:: Texto de lectura ::
Abdelaziz Buteflika fue en su momento ejemplo de la participación juvenil en la vida política. A los 19 años se vinculó al Frente de Liberación Nacional, que libraba la guerra de independencia dentro del proceso general de descolonización de mediados del Siglo XX, que en Argelia adquirió características más sangrientas que en cualquier otra parte. A los 25 fue ministro de Juventud y a los 26 de Relaciones Exteriores.

Su llegada al poder, al término de la “Década negra” que desangró otra vez al país en los años finales del milenio pasado, representó el comienzo de una era que, bajo el dominio de su personalidad, y de los intereses del grupo que le rodea, completaría ya dos decenios. Tiempo que se prologaría todavía más si su quinto periodo se convirtiera en realidad, sin perspectivas evidentes de esa renovación que el ímpetu juvenil reclama, lo mismo que otros sectores a lo largo de tanto tiempo marginados del poder.

El argumento esencial de quienes abogarían por la continuidad del gobernante considerado por algunos como el padre de la nación, es el de que solamente el esquema vigente de alianza de los militares con los empresarios, que conjuró en su momento el avance del radicalismo islámico, evitaría el retorno de la violencia y, otra vez la marcha triunfal del Frente Islámico de Salvación, cuya inminente victoria electoral se vio truncada en 1991 por la toma del poder que organizó las cosas para que Buteflika, como hombre fuerte, llegara a la cabeza del Estado.
:::
Consigna 1: Según el texto sobre Buteflika, ¿a qué edad llegó a ser ministro de Relaciones Exteriores?
Consigna 2: Explica, con base en el texto sobre Buteflika, por qué quienes abogan por su continuidad defienden mantener el esquema de poder vigente.
:: Sección de datos ::
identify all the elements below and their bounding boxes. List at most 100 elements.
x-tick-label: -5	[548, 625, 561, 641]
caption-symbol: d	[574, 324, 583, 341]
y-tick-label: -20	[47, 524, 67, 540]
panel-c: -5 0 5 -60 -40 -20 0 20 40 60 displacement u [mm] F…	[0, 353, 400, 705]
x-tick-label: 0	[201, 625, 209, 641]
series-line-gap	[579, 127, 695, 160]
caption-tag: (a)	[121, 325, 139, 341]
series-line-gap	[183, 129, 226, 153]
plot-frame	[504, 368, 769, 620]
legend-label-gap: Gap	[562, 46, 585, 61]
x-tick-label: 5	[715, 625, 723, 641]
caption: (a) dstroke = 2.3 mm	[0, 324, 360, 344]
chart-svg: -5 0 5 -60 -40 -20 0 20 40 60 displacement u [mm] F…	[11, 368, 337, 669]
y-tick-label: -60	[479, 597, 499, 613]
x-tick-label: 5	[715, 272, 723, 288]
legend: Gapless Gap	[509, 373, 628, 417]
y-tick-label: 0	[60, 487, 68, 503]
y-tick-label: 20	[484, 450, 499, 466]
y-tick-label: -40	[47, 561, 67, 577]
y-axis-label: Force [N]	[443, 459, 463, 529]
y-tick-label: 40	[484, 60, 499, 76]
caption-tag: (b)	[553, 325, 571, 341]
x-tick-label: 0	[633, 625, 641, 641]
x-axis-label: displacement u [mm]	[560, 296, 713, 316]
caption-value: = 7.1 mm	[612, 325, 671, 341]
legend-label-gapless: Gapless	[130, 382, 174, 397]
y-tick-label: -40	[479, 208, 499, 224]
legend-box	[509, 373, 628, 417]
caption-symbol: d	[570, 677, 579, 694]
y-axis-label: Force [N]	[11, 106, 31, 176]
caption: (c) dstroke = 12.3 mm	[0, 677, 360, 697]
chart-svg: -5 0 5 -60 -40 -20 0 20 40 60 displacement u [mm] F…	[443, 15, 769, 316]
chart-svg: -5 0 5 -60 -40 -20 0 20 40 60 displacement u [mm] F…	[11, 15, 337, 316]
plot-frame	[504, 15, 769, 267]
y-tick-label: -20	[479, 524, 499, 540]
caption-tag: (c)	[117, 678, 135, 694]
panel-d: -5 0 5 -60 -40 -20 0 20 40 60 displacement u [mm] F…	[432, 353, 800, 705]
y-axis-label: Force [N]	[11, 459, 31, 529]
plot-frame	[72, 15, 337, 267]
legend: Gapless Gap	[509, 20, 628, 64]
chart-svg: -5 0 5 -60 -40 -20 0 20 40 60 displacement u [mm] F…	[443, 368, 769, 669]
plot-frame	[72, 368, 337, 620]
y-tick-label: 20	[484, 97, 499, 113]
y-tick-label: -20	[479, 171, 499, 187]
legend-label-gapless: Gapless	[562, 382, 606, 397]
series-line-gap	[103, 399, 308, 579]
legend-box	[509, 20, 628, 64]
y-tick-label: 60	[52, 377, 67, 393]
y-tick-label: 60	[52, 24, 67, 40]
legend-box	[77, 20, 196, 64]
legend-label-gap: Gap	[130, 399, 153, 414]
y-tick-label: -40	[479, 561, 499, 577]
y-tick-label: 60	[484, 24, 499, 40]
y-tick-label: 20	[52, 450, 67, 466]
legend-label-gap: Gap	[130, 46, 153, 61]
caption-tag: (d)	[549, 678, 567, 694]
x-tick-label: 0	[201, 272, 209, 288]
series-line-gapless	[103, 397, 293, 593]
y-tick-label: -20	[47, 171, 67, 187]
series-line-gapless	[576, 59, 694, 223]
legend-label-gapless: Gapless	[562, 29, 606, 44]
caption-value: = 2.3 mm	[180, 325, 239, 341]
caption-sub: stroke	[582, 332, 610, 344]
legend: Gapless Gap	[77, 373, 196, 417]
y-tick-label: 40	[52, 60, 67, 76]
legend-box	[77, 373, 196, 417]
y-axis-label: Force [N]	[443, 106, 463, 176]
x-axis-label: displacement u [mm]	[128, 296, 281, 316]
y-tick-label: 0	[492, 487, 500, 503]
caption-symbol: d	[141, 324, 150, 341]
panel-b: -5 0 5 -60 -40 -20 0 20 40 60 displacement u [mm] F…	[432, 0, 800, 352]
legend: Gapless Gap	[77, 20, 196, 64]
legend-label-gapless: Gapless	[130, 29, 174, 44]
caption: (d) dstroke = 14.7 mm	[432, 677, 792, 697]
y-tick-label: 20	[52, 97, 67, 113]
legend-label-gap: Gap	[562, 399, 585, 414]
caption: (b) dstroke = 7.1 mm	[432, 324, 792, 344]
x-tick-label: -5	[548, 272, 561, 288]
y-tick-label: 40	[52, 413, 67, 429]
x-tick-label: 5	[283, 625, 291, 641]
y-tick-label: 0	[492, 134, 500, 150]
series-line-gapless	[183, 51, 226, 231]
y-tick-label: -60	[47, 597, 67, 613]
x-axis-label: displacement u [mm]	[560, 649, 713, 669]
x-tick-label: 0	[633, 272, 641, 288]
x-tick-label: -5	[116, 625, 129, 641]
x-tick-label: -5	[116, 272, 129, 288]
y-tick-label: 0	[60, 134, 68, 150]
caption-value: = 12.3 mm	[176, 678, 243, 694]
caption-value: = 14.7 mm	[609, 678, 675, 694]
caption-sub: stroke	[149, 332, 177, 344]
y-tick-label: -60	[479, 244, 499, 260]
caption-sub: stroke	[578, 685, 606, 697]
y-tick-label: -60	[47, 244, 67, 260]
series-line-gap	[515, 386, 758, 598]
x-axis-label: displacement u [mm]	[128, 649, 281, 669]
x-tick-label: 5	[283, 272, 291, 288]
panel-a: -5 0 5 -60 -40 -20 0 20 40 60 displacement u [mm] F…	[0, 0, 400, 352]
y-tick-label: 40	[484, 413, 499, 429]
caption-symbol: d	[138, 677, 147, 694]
:::
Respuesta 1: A los 26 años.

Respuesta 2: Sostienen que solo la alianza de los militares con los empresarios, que en su momento conjuró el avance del radicalismo islámico, evitaría el retorno de la violencia. También impediría una nueva marcha triunfal del Frente Islámico de Salvación.